START

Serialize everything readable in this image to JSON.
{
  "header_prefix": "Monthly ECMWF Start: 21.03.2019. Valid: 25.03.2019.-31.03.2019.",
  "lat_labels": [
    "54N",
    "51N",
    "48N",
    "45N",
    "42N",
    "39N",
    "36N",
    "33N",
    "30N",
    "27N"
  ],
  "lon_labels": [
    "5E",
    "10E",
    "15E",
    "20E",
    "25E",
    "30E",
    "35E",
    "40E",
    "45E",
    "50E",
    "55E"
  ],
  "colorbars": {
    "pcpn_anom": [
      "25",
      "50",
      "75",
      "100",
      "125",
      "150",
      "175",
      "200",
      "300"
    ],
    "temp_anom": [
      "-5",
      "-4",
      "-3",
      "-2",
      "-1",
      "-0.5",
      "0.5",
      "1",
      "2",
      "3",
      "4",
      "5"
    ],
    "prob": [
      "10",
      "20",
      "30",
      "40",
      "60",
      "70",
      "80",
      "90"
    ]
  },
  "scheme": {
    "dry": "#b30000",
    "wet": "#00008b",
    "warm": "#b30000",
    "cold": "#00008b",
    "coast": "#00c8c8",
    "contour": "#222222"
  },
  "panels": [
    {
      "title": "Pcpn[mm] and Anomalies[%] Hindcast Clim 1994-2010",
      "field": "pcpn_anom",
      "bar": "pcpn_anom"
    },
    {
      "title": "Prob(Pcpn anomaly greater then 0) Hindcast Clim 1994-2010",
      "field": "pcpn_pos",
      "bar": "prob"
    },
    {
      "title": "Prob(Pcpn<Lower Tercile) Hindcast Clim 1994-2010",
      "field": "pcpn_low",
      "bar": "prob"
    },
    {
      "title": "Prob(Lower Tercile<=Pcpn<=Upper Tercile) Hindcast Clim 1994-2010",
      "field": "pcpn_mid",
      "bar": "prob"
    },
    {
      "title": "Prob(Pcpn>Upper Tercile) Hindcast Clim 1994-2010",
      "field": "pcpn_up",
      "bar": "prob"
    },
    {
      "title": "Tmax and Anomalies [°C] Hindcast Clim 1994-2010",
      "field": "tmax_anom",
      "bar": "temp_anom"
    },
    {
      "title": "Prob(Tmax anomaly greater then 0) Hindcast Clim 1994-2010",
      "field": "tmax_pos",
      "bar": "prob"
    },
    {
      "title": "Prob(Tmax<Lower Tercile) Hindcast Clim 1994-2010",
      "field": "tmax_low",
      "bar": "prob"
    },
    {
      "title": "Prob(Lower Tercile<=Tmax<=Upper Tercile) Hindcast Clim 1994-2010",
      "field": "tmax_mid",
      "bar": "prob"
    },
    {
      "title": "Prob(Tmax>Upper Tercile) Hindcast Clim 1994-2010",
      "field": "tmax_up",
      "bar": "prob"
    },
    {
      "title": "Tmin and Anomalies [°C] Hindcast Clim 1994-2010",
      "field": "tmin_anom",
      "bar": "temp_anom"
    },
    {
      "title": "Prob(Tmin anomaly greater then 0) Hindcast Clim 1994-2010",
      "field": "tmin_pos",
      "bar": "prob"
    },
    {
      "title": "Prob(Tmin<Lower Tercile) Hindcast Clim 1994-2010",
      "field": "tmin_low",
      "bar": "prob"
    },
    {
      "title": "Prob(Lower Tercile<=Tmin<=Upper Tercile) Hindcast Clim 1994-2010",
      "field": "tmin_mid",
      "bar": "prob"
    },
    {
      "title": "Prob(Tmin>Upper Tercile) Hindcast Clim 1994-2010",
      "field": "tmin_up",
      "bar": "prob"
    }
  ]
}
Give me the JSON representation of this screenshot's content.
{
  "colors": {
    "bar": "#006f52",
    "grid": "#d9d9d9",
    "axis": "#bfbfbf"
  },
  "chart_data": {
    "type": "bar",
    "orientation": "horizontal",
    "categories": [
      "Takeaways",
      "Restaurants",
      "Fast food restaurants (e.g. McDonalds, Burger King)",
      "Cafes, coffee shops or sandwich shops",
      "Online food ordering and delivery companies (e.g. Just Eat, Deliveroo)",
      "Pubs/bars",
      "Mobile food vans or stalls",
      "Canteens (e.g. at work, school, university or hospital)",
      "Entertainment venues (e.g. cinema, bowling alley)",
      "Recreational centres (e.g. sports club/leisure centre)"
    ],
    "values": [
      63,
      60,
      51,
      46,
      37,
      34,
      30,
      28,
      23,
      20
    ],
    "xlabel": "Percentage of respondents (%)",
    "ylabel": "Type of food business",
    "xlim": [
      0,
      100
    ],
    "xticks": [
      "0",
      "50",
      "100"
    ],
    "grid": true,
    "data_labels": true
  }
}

END

- _Directions for this task_
Return all of the above records exactly, leaving no line out.

- _The completed task_
Serialize everything readable in this image to JSON.
{
  "header_prefix": "Monthly ECMWF Start: 21.03.2019. Valid: 25.03.2019.-31.03.2019.",
  "lat_labels": [
    "54N",
    "51N",
    "48N",
    "45N",
    "42N",
    "39N",
    "36N",
    "33N",
    "30N",
    "27N"
  ],
  "lon_labels": [
    "5E",
    "10E",
    "15E",
    "20E",
    "25E",
    "30E",
    "35E",
    "40E",
    "45E",
    "50E",
    "55E"
  ],
  "colorbars": {
    "pcpn_anom": [
      "25",
      "50",
      "75",
      "100",
      "125",
      "150",
      "175",
      "200",
      "300"
    ],
    "temp_anom": [
      "-5",
      "-4",
      "-3",
      "-2",
      "-1",
      "-0.5",
      "0.5",
      "1",
      "2",
      "3",
      "4",
      "5"
    ],
    "prob": [
      "10",
      "20",
      "30",
      "40",
      "60",
      "70",
      "80",
      "90"
    ]
  },
  "scheme": {
    "dry": "#b30000",
    "wet": "#00008b",
    "warm": "#b30000",
    "cold": "#00008b",
    "coast": "#00c8c8",
    "contour": "#222222"
  },
  "panels": [
    {
      "title": "Pcpn[mm] and Anomalies[%] Hindcast Clim 1994-2010",
      "field": "pcpn_anom",
      "bar": "pcpn_anom"
    },
    {
      "title": "Prob(Pcpn anomaly greater then 0) Hindcast Clim 1994-2010",
      "field": "pcpn_pos",
      "bar": "prob"
    },
    {
      "title": "Prob(Pcpn<Lower Tercile) Hindcast Clim 1994-2010",
      "field": "pcpn_low",
      "bar": "prob"
    },
    {
      "title": "Prob(Lower Tercile<=Pcpn<=Upper Tercile) Hindcast Clim 1994-2010",
      "field": "pcpn_mid",
      "bar": "prob"
    },
    {
      "title": "Prob(Pcpn>Upper Tercile) Hindcast Clim 1994-2010",
      "field": "pcpn_up",
      "bar": "prob"
    },
    {
      "title": "Tmax and Anomalies [°C] Hindcast Clim 1994-2010",
      "field": "tmax_anom",
      "bar": "temp_anom"
    },
    {
      "title": "Prob(Tmax anomaly greater then 0) Hindcast Clim 1994-2010",
      "field": "tmax_pos",
      "bar": "prob"
    },
    {
      "title": "Prob(Tmax<Lower Tercile) Hindcast Clim 1994-2010",
      "field": "tmax_low",
      "bar": "prob"
    },
    {
      "title": "Prob(Lower Tercile<=Tmax<=Upper Tercile) Hindcast Clim 1994-2010",
      "field": "tmax_mid",
      "bar": "prob"
    },
    {
      "title": "Prob(Tmax>Upper Tercile) Hindcast Clim 1994-2010",
      "field": "tmax_up",
      "bar": "prob"
    },
    {
      "title": "Tmin and Anomalies [°C] Hindcast Clim 1994-2010",
      "field": "tmin_anom",
      "bar": "temp_anom"
    },
    {
      "title": "Prob(Tmin anomaly greater then 0) Hindcast Clim 1994-2010",
      "field": "tmin_pos",
      "bar": "prob"
    },
    {
      "title": "Prob(Tmin<Lower Tercile) Hindcast Clim 1994-2010",
      "field": "tmin_low",
      "bar": "prob"
    },
    {
      "title": "Prob(Lower Tercile<=Tmin<=Upper Tercile) Hindcast Clim 1994-2010",
      "field": "tmin_mid",
      "bar": "prob"
    },
    {
      "title": "Prob(Tmin>Upper Tercile) Hindcast Clim 1994-2010",
      "field": "tmin_up",
      "bar": "prob"
    }
  ]
}
Give me the JSON representation of this screenshot's content.
{
  "colors": {
    "bar": "#006f52",
    "grid": "#d9d9d9",
    "axis": "#bfbfbf"
  },
  "chart_data": {
    "type": "bar",
    "orientation": "horizontal",
    "categories": [
      "Takeaways",
      "Restaurants",
      "Fast food restaurants (e.g. McDonalds, Burger King)",
      "Cafes, coffee shops or sandwich shops",
      "Online food ordering and delivery companies (e.g. Just Eat, Deliveroo)",
      "Pubs/bars",
      "Mobile food vans or stalls",
      "Canteens (e.g. at work, school, university or hospital)",
      "Entertainment venues (e.g. cinema, bowling alley)",
      "Recreational centres (e.g. sports club/leisure centre)"
    ],
    "values": [
      63,
      60,
      51,
      46,
      37,
      34,
      30,
      28,
      23,
      20
    ],
    "xlabel": "Percentage of respondents (%)",
    "ylabel": "Type of food business",
    "xlim": [
      0,
      100
    ],
    "xticks": [
      "0",
      "50",
      "100"
    ],
    "grid": true,
    "data_labels": true
  }
}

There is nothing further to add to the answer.